===== Extracted information =====
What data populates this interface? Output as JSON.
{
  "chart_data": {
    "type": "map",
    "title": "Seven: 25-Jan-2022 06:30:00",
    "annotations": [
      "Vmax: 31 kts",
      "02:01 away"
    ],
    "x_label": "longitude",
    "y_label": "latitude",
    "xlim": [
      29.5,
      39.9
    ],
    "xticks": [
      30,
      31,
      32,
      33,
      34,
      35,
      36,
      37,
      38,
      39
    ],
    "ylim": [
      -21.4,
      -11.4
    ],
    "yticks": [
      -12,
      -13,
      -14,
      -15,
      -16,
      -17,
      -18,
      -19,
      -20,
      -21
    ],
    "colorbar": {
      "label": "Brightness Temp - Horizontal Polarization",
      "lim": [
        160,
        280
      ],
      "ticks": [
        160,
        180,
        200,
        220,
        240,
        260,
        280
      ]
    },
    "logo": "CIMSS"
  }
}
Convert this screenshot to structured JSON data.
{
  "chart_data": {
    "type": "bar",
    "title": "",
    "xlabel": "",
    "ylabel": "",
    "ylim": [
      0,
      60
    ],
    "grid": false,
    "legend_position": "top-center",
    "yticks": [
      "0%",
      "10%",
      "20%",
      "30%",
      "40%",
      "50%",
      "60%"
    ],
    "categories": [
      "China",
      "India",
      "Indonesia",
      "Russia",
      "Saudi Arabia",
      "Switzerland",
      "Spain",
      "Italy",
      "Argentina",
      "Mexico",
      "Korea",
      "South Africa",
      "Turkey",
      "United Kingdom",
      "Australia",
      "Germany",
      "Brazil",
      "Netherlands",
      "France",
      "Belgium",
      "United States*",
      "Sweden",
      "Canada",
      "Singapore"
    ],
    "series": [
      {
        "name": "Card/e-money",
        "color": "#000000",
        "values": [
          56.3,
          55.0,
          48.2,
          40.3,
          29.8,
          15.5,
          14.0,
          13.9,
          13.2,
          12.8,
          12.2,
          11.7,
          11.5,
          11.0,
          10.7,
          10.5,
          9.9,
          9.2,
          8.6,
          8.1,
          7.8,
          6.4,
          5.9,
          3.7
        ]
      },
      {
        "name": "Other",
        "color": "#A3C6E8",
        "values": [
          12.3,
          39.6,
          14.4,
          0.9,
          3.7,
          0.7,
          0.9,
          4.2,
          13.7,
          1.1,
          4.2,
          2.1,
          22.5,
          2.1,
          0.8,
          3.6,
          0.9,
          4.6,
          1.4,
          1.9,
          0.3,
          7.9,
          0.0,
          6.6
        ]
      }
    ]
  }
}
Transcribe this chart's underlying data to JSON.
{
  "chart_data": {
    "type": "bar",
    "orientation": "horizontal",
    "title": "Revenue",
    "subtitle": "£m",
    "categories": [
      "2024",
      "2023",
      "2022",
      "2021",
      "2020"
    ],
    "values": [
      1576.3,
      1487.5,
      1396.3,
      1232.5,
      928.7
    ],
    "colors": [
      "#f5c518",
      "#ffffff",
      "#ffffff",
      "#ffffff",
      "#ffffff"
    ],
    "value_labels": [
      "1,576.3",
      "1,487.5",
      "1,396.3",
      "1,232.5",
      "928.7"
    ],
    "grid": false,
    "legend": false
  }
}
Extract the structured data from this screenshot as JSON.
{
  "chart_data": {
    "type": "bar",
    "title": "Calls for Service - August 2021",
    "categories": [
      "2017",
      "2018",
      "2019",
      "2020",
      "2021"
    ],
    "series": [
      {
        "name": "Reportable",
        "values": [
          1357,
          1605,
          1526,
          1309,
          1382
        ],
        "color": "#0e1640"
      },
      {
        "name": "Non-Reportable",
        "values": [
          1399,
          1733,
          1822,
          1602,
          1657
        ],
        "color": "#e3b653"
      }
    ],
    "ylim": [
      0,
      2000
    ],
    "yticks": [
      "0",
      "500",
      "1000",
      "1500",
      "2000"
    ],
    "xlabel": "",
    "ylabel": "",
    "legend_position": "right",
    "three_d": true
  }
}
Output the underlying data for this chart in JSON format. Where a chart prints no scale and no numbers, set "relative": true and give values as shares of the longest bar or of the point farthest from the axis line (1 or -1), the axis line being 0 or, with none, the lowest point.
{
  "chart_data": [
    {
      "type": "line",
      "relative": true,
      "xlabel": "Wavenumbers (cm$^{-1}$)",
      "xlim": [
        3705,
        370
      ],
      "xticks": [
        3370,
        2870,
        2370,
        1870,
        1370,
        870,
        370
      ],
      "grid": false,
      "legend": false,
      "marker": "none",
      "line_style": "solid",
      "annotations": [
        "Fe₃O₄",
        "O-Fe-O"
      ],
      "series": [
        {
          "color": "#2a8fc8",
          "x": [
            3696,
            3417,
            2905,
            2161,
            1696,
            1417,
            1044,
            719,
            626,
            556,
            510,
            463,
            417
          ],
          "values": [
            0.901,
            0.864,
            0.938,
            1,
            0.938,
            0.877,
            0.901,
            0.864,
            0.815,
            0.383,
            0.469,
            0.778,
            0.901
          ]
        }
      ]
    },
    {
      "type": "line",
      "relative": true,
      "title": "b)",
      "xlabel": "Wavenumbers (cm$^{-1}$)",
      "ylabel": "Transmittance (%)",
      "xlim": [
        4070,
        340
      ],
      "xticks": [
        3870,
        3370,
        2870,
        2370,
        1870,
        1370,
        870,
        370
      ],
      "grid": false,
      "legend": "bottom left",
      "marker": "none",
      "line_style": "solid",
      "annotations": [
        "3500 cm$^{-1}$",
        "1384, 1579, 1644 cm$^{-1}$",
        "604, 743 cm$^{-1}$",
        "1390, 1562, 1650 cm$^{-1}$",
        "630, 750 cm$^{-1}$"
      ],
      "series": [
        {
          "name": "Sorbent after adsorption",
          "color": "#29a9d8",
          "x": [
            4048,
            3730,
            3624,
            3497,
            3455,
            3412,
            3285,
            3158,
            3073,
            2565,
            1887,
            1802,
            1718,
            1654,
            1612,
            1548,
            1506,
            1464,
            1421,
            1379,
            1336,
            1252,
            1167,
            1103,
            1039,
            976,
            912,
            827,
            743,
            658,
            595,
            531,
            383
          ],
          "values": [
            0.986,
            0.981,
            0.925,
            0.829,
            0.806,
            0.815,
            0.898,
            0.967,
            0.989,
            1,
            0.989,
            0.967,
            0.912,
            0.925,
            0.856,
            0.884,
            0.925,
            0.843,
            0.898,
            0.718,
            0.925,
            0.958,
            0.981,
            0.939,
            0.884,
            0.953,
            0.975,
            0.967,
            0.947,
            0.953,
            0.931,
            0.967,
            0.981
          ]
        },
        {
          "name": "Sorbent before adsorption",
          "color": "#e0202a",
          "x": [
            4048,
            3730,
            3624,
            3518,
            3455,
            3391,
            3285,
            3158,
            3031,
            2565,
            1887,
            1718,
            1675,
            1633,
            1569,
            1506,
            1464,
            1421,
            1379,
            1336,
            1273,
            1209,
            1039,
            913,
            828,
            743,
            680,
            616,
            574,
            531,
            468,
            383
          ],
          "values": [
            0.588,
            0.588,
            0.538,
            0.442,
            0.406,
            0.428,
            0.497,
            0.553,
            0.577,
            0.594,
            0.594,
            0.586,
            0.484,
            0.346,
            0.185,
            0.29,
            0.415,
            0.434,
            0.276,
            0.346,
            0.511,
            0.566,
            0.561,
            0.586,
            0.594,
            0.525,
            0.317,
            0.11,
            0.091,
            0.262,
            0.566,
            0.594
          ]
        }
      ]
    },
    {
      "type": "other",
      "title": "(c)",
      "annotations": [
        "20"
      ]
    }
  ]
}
=====
_Given exercise_:
Write out the entries above word for word.

_Written answer_:
What data populates this interface? Output as JSON.
{
  "chart_data": {
    "type": "map",
    "title": "Seven: 25-Jan-2022 06:30:00",
    "annotations": [
      "Vmax: 31 kts",
      "02:01 away"
    ],
    "x_label": "longitude",
    "y_label": "latitude",
    "xlim": [
      29.5,
      39.9
    ],
    "xticks": [
      30,
      31,
      32,
      33,
      34,
      35,
      36,
      37,
      38,
      39
    ],
    "ylim": [
      -21.4,
      -11.4
    ],
    "yticks": [
      -12,
      -13,
      -14,
      -15,
      -16,
      -17,
      -18,
      -19,
      -20,
      -21
    ],
    "colorbar": {
      "label": "Brightness Temp - Horizontal Polarization",
      "lim": [
        160,
        280
      ],
      "ticks": [
        160,
        180,
        200,
        220,
        240,
        260,
        280
      ]
    },
    "logo": "CIMSS"
  }
}
Convert this screenshot to structured JSON data.
{
  "chart_data": {
    "type": "bar",
    "title": "",
    "xlabel": "",
    "ylabel": "",
    "ylim": [
      0,
      60
    ],
    "grid": false,
    "legend_position": "top-center",
    "yticks": [
      "0%",
      "10%",
      "20%",
      "30%",
      "40%",
      "50%",
      "60%"
    ],
    "categories": [
      "China",
      "India",
      "Indonesia",
      "Russia",
      "Saudi Arabia",
      "Switzerland",
      "Spain",
      "Italy",
      "Argentina",
      "Mexico",
      "Korea",
      "South Africa",
      "Turkey",
      "United Kingdom",
      "Australia",
      "Germany",
      "Brazil",
      "Netherlands",
      "France",
      "Belgium",
      "United States*",
      "Sweden",
      "Canada",
      "Singapore"
    ],
    "series": [
      {
        "name": "Card/e-money",
        "color": "#000000",
        "values": [
          56.3,
          55.0,
          48.2,
          40.3,
          29.8,
          15.5,
          14.0,
          13.9,
          13.2,
          12.8,
          12.2,
          11.7,
          11.5,
          11.0,
          10.7,
          10.5,
          9.9,
          9.2,
          8.6,
          8.1,
          7.8,
          6.4,
          5.9,
          3.7
        ]
      },
      {
        "name": "Other",
        "color": "#A3C6E8",
        "values": [
          12.3,
          39.6,
          14.4,
          0.9,
          3.7,
          0.7,
          0.9,
          4.2,
          13.7,
          1.1,
          4.2,
          2.1,
          22.5,
          2.1,
          0.8,
          3.6,
          0.9,
          4.6,
          1.4,
          1.9,
          0.3,
          7.9,
          0.0,
          6.6
        ]
      }
    ]
  }
}
Transcribe this chart's underlying data to JSON.
{
  "chart_data": {
    "type": "bar",
    "orientation": "horizontal",
    "title": "Revenue",
    "subtitle": "£m",
    "categories": [
      "2024",
      "2023",
      "2022",
      "2021",
      "2020"
    ],
    "values": [
      1576.3,
      1487.5,
      1396.3,
      1232.5,
      928.7
    ],
    "colors": [
      "#f5c518",
      "#ffffff",
      "#ffffff",
      "#ffffff",
      "#ffffff"
    ],
    "value_labels": [
      "1,576.3",
      "1,487.5",
      "1,396.3",
      "1,232.5",
      "928.7"
    ],
    "grid": false,
    "legend": false
  }
}
Extract the structured data from this screenshot as JSON.
{
  "chart_data": {
    "type": "bar",
    "title": "Calls for Service - August 2021",
    "categories": [
      "2017",
      "2018",
      "2019",
      "2020",
      "2021"
    ],
    "series": [
      {
        "name": "Reportable",
        "values": [
          1357,
          1605,
          1526,
          1309,
          1382
        ],
        "color": "#0e1640"
      },
      {
        "name": "Non-Reportable",
        "values": [
          1399,
          1733,
          1822,
          1602,
          1657
        ],
        "color": "#e3b653"
      }
    ],
    "ylim": [
      0,
      2000
    ],
    "yticks": [
      "0",
      "500",
      "1000",
      "1500",
      "2000"
    ],
    "xlabel": "",
    "ylabel": "",
    "legend_position": "right",
    "three_d": true
  }
}
Output the underlying data for this chart in JSON format. Where a chart prints no scale and no numbers, set "relative": true and give values as shares of the longest bar or of the point farthest from the axis line (1 or -1), the axis line being 0 or, with none, the lowest point.
{
  "chart_data": [
    {
      "type": "line",
      "relative": true,
      "xlabel": "Wavenumbers (cm$^{-1}$)",
      "xlim": [
        3705,
        370
      ],
      "xticks": [
        3370,
        2870,
        2370,
        1870,
        1370,
        870,
        370
      ],
      "grid": false,
      "legend": false,
      "marker": "none",
      "line_style": "solid",
      "annotations": [
        "Fe₃O₄",
        "O-Fe-O"
      ],
      "series": [
        {
          "color": "#2a8fc8",
          "x": [
            3696,
            3417,
            2905,
            2161,
            1696,
            1417,
            1044,
            719,
            626,
            556,
            510,
            463,
            417
          ],
          "values": [
            0.901,
            0.864,
            0.938,
            1,
            0.938,
            0.877,
            0.901,
            0.864,
            0.815,
            0.383,
            0.469,
            0.778,
            0.901
          ]
        }
      ]
    },
    {
      "type": "line",
      "relative": true,
      "title": "b)",
      "xlabel": "Wavenumbers (cm$^{-1}$)",
      "ylabel": "Transmittance (%)",
      "xlim": [
        4070,
        340
      ],
      "xticks": [
        3870,
        3370,
        2870,
        2370,
        1870,
        1370,
        870,
        370
      ],
      "grid": false,
      "legend": "bottom left",
      "marker": "none",
      "line_style": "solid",
      "annotations": [
        "3500 cm$^{-1}$",
        "1384, 1579, 1644 cm$^{-1}$",
        "604, 743 cm$^{-1}$",
        "1390, 1562, 1650 cm$^{-1}$",
        "630, 750 cm$^{-1}$"
      ],
      "series": [
        {
          "name": "Sorbent after adsorption",
          "color": "#29a9d8",
          "x": [
            4048,
            3730,
            3624,
            3497,
            3455,
            3412,
            3285,
            3158,
            3073,
            2565,
            1887,
            1802,
            1718,
            1654,
            1612,
            1548,
            1506,
            1464,
            1421,
            1379,
            1336,
            1252,
            1167,
            1103,
            1039,
            976,
            912,
            827,
            743,
            658,
            595,
            531,
            383
          ],
          "values": [
            0.986,
            0.981,
            0.925,
            0.829,
            0.806,
            0.815,
            0.898,
            0.967,
            0.989,
            1,
            0.989,
            0.967,
            0.912,
            0.925,
            0.856,
            0.884,
            0.925,
            0.843,
            0.898,
            0.718,
            0.925,
            0.958,
            0.981,
            0.939,
            0.884,
            0.953,
            0.975,
            0.967,
            0.947,
            0.953,
            0.931,
            0.967,
            0.981
          ]
        },
        {
          "name": "Sorbent before adsorption",
          "color": "#e0202a",
          "x": [
            4048,
            3730,
            3624,
            3518,
            3455,
            3391,
            3285,
            3158,
            3031,
            2565,
            1887,
            1718,
            1675,
            1633,
            1569,
            1506,
            1464,
            1421,
            1379,
            1336,
            1273,
            1209,
            1039,
            913,
            828,
            743,
            680,
            616,
            574,
            531,
            468,
            383
          ],
          "values": [
            0.588,
            0.588,
            0.538,
            0.442,
            0.406,
            0.428,
            0.497,
            0.553,
            0.577,
            0.594,
            0.594,
            0.586,
            0.484,
            0.346,
            0.185,
            0.29,
            0.415,
            0.434,
            0.276,
            0.346,
            0.511,
            0.566,
            0.561,
            0.586,
            0.594,
            0.525,
            0.317,
            0.11,
            0.091,
            0.262,
            0.566,
            0.594
          ]
        }
      ]
    },
    {
      "type": "other",
      "title": "(c)",
      "annotations": [
        "20"
      ]
    }
  ]
}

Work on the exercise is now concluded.